Saved entries
# # #

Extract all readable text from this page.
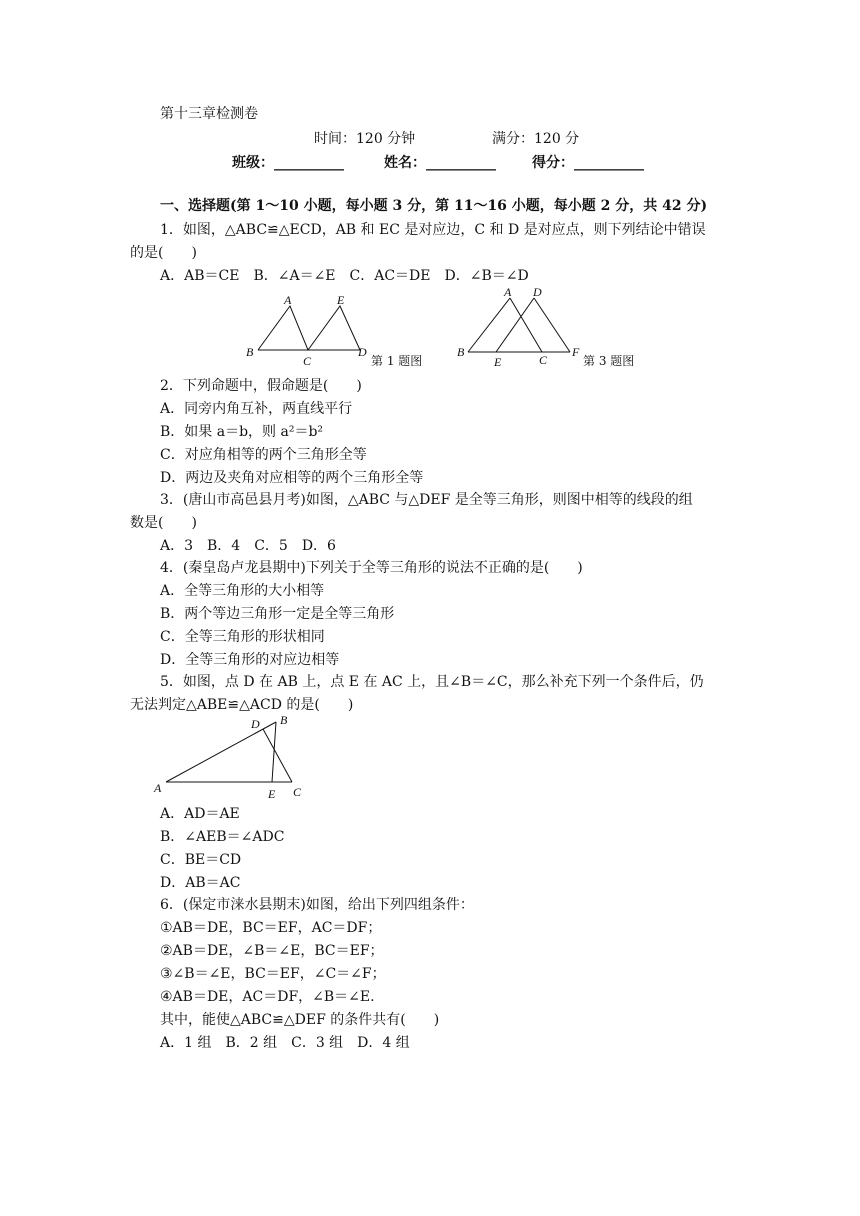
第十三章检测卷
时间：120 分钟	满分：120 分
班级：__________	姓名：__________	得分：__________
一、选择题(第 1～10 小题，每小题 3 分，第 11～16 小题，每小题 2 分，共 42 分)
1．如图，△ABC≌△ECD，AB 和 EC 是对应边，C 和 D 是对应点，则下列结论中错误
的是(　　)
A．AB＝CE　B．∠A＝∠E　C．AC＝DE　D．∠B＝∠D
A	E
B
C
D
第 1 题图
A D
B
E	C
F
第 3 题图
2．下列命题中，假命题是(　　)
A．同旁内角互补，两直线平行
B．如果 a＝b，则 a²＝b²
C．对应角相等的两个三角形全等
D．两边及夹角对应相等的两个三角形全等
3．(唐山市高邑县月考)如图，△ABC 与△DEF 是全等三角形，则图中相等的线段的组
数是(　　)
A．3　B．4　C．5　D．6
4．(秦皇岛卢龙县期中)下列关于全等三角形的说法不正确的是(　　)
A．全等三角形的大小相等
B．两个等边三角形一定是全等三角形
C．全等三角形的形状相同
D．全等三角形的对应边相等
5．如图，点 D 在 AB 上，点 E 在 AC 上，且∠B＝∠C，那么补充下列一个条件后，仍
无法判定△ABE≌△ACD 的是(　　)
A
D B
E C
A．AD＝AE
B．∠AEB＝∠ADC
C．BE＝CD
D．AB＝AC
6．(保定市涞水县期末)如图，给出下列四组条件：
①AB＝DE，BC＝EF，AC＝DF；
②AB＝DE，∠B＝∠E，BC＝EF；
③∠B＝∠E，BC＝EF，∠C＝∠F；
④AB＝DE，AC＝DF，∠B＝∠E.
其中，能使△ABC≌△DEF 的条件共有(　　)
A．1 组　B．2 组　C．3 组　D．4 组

# # #

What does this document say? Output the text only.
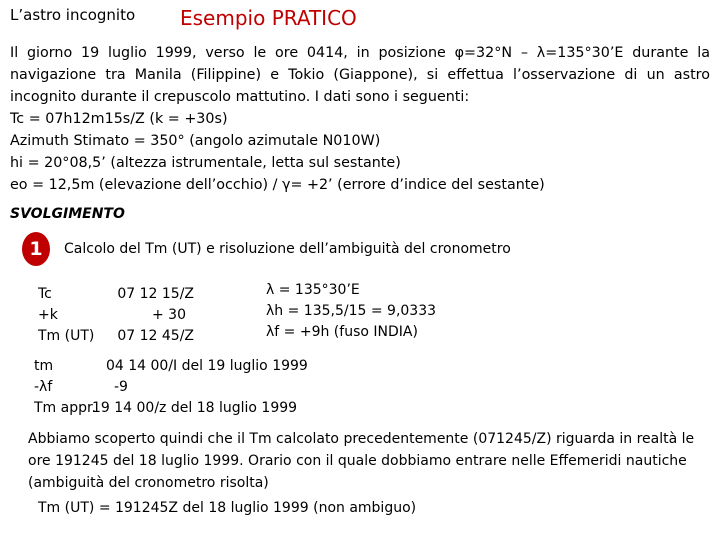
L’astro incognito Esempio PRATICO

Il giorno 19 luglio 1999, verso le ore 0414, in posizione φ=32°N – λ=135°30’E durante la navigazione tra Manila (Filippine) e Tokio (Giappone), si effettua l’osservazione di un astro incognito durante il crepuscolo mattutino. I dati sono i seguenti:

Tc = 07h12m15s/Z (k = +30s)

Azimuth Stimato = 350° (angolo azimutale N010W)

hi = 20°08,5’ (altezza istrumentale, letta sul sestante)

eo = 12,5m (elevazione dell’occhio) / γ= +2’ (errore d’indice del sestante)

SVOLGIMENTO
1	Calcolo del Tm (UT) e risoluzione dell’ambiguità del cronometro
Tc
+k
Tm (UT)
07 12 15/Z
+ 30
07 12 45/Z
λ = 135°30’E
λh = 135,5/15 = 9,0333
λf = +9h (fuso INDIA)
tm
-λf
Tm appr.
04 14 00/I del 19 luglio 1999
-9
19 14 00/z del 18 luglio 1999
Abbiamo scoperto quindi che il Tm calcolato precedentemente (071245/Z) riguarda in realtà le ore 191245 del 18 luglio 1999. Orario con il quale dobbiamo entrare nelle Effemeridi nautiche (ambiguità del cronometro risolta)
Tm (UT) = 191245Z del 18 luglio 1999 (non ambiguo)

# # #

## What to do
Lines containing the string "ambiguità" are to be selected and copied.

## Expected output
1	Calcolo del Tm (UT) e risoluzione dell’ambiguità del cronometro
Abbiamo scoperto quindi che il Tm calcolato precedentemente (071245/Z) riguarda in realtà le ore 191245 del 18 luglio 1999. Orario con il quale dobbiamo entrare nelle Effemeridi nautiche (ambiguità del cronometro risolta)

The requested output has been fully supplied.